Exercise details >> Work through the data below line by line and say how many lines hold "subtitle"; give only the number.

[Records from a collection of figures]
○ ○ ○ ○ ○

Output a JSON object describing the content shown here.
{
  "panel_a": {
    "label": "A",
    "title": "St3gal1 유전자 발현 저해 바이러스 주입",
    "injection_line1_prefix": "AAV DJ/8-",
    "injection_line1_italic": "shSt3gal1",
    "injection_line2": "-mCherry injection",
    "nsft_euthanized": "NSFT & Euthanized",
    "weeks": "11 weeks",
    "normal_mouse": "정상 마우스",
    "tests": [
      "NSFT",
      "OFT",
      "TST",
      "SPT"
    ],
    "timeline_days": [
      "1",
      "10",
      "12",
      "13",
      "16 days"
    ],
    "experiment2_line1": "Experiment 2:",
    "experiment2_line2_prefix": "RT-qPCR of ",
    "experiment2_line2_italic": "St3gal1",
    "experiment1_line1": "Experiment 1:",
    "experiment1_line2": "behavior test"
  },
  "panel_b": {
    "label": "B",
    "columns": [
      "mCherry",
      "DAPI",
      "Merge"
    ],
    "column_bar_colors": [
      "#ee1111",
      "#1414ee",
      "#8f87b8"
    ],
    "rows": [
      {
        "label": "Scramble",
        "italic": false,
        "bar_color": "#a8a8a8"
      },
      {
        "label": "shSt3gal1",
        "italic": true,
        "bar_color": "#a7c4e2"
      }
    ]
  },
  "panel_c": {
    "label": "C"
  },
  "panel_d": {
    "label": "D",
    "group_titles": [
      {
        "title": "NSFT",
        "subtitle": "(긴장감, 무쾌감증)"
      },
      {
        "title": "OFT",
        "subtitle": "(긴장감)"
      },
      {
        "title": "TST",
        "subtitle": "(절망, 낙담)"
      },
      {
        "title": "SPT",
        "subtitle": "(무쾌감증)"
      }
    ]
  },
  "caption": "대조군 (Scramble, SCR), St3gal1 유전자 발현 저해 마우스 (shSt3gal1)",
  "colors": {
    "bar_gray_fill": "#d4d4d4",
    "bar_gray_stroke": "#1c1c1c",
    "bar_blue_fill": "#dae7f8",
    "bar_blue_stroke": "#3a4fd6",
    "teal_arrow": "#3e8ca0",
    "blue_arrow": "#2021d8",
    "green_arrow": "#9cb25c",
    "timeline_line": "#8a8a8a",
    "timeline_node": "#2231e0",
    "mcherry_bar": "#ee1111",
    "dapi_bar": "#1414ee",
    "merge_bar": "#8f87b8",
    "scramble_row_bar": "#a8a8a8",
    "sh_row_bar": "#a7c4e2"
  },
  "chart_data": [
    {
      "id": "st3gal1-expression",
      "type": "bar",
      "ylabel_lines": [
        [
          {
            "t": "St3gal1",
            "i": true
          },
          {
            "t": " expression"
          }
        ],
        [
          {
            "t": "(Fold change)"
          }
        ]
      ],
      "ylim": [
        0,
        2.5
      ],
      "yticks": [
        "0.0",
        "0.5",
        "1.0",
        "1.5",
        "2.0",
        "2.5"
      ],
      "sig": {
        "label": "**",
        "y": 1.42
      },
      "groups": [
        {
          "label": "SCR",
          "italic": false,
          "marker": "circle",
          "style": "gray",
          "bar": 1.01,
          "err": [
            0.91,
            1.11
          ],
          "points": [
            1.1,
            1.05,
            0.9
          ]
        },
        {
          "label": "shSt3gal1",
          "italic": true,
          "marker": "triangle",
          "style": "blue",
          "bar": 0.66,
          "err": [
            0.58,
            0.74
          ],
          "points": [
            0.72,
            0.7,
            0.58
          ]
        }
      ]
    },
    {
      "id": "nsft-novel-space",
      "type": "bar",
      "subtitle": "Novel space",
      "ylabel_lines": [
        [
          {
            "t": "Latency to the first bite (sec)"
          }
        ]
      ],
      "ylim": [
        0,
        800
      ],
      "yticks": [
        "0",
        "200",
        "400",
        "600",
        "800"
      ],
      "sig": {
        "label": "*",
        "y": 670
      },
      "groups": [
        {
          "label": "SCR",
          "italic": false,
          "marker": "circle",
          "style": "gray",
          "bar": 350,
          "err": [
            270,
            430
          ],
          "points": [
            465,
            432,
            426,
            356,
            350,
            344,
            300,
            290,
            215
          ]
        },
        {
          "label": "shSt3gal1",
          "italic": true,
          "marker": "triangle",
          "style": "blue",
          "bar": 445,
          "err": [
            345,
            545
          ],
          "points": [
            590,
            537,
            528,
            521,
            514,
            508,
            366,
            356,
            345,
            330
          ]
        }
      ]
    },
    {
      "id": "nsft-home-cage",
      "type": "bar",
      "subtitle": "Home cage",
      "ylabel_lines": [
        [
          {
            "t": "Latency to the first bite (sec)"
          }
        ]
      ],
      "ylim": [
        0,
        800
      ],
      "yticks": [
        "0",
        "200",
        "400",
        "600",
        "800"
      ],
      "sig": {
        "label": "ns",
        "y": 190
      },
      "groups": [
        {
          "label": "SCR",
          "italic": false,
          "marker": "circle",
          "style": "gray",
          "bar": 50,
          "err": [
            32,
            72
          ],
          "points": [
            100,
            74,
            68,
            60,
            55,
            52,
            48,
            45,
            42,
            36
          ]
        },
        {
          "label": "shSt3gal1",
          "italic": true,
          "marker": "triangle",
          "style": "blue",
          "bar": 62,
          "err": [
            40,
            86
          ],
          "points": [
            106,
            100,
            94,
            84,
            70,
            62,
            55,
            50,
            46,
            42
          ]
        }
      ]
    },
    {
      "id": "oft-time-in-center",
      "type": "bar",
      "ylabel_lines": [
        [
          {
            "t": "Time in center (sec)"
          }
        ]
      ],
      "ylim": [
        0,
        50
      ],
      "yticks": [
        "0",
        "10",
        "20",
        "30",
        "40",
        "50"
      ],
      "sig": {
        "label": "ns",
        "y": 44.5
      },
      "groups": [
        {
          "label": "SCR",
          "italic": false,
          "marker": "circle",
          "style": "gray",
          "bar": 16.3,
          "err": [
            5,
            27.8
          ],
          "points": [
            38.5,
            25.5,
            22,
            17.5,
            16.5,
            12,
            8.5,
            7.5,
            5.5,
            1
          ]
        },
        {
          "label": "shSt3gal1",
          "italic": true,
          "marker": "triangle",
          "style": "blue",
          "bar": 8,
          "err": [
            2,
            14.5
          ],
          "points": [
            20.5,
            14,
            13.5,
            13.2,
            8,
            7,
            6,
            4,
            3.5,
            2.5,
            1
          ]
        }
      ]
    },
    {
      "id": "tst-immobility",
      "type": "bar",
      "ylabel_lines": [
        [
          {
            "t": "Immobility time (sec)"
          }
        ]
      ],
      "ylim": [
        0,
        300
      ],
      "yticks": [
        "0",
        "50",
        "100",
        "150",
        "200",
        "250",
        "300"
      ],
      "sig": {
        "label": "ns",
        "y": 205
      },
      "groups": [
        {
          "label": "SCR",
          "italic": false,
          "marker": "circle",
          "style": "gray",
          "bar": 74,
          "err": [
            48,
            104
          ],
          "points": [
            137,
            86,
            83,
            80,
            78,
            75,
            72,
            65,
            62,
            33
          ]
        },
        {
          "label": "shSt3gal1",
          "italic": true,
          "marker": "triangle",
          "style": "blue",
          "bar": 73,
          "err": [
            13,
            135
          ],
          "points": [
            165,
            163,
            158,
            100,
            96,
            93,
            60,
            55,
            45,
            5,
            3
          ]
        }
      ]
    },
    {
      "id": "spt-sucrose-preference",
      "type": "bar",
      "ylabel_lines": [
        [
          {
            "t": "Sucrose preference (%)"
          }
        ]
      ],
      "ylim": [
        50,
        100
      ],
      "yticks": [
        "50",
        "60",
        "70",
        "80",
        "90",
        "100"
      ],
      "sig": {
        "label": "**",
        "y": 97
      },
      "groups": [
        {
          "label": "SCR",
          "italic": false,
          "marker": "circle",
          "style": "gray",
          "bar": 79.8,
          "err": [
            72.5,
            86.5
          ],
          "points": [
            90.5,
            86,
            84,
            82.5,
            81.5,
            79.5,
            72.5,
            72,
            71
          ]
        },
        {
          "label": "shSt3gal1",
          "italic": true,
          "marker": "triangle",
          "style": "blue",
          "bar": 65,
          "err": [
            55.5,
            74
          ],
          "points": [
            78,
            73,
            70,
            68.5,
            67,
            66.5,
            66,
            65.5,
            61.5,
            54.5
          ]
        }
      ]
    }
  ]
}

○ ○ ○ ○ ○

Correct result >> 6